Prompt. Copy out all the lines in the records that include the word "suas".

Provided data.
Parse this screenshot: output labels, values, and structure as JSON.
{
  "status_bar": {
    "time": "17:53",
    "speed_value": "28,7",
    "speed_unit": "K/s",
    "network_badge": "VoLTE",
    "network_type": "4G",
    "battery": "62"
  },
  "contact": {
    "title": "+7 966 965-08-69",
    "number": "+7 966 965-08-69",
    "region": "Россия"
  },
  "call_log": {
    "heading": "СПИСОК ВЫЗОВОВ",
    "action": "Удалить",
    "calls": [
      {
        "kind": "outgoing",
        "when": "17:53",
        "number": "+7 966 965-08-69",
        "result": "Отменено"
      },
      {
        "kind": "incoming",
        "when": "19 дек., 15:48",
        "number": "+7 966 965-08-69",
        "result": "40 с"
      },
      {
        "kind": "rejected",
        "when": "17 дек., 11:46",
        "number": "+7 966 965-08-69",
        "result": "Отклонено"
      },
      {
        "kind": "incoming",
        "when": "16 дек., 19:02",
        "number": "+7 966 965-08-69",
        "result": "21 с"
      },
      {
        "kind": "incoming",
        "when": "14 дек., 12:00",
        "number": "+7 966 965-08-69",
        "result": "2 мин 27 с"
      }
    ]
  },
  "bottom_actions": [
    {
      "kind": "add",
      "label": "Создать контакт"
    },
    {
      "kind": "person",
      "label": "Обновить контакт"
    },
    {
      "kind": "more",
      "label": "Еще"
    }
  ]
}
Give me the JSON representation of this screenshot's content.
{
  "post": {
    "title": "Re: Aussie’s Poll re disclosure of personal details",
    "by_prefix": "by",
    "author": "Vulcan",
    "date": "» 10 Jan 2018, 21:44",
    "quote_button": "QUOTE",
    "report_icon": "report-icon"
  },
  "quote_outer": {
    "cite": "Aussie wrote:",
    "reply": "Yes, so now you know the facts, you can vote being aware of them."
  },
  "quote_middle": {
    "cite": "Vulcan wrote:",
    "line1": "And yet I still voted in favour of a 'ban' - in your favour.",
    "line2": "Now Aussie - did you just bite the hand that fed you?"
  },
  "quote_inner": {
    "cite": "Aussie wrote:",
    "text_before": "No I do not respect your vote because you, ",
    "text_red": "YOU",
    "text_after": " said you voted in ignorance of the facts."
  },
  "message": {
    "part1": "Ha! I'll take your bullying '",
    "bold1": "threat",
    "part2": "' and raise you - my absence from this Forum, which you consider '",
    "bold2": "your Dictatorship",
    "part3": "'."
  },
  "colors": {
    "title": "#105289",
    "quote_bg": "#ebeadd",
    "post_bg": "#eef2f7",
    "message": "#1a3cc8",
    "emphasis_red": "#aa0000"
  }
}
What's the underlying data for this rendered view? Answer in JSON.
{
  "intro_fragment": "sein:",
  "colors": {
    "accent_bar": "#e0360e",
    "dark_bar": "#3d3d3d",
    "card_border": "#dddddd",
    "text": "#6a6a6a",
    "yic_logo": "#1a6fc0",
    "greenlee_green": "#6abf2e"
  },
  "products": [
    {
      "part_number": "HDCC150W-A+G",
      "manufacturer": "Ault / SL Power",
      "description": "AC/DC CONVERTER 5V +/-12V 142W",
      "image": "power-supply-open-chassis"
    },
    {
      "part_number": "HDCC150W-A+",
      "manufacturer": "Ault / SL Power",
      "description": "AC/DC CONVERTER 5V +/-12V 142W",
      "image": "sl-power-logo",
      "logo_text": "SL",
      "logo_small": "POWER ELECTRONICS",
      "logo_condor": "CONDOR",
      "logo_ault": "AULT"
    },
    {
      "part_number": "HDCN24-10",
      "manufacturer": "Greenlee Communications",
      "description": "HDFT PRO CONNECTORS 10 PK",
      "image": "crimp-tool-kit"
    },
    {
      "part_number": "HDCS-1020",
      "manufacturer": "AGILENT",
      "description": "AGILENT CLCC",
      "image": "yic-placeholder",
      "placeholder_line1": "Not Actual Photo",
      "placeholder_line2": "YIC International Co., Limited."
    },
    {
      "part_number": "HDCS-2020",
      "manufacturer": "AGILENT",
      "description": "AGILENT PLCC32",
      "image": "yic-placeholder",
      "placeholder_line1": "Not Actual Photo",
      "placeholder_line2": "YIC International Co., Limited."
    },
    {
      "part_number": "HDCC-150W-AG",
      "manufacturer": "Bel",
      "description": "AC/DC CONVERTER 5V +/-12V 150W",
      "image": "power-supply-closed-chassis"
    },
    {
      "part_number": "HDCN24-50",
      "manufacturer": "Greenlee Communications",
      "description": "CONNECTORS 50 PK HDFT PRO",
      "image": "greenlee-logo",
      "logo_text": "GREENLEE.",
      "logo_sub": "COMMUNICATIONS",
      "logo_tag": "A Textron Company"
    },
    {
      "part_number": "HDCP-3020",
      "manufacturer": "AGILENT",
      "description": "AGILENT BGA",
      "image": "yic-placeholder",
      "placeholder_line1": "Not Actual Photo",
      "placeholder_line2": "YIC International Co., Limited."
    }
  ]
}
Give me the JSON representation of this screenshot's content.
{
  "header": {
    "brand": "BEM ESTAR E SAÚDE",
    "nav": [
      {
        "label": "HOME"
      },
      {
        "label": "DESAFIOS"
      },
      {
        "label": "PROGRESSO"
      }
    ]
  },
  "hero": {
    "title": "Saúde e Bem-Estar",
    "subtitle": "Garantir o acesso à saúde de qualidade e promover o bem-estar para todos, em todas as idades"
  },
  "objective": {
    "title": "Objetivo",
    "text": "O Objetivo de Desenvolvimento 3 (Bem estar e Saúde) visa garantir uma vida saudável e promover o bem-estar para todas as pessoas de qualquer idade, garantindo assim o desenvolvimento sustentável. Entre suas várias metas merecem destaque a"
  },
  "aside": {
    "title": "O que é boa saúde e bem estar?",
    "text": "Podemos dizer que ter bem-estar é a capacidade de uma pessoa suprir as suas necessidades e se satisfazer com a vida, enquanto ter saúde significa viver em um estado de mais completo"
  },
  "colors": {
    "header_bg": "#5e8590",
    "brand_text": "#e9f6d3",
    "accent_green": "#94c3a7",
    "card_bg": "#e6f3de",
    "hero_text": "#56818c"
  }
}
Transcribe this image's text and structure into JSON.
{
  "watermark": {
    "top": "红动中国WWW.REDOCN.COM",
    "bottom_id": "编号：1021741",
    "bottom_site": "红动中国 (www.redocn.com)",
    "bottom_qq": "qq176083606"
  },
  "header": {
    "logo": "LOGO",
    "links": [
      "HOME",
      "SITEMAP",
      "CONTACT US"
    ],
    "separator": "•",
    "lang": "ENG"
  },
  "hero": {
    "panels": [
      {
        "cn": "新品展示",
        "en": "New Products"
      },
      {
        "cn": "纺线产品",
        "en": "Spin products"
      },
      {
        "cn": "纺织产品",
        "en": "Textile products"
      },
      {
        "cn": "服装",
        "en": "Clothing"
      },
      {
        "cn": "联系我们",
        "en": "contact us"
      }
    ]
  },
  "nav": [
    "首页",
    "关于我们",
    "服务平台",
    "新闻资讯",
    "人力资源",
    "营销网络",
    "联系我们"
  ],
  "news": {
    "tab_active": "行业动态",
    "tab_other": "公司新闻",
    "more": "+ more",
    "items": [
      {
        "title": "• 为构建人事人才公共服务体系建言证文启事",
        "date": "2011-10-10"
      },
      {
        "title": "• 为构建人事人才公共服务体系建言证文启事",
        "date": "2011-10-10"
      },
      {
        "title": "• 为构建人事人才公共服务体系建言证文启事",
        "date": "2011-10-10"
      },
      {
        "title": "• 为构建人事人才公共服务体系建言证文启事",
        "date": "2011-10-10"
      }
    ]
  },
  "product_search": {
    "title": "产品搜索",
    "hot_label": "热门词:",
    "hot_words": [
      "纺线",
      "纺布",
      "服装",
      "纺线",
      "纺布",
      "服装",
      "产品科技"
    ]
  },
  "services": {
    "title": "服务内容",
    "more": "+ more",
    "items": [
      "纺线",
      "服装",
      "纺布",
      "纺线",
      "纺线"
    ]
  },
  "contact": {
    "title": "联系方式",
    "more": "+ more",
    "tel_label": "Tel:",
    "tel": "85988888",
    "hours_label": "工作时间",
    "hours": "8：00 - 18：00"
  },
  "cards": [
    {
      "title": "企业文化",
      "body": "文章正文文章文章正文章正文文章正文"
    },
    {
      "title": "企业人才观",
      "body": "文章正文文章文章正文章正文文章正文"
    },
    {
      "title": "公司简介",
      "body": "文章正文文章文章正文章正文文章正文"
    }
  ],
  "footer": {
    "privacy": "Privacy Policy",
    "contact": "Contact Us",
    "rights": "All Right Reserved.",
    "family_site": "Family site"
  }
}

Answer to this problem.
    "text": "O Objetivo de Desenvolvimento 3 (Bem estar e Saúde) visa garantir uma vida saudável e promover o bem-estar para todas as pessoas de qualquer idade, garantindo assim o desenvolvimento sustentável. Entre suas várias metas merecem destaque a"
    "text": "Podemos dizer que ter bem-estar é a capacidade de uma pessoa suprir as suas necessidades e se satisfazer com a vida, enquanto ter saúde significa viver em um estado de mais completo"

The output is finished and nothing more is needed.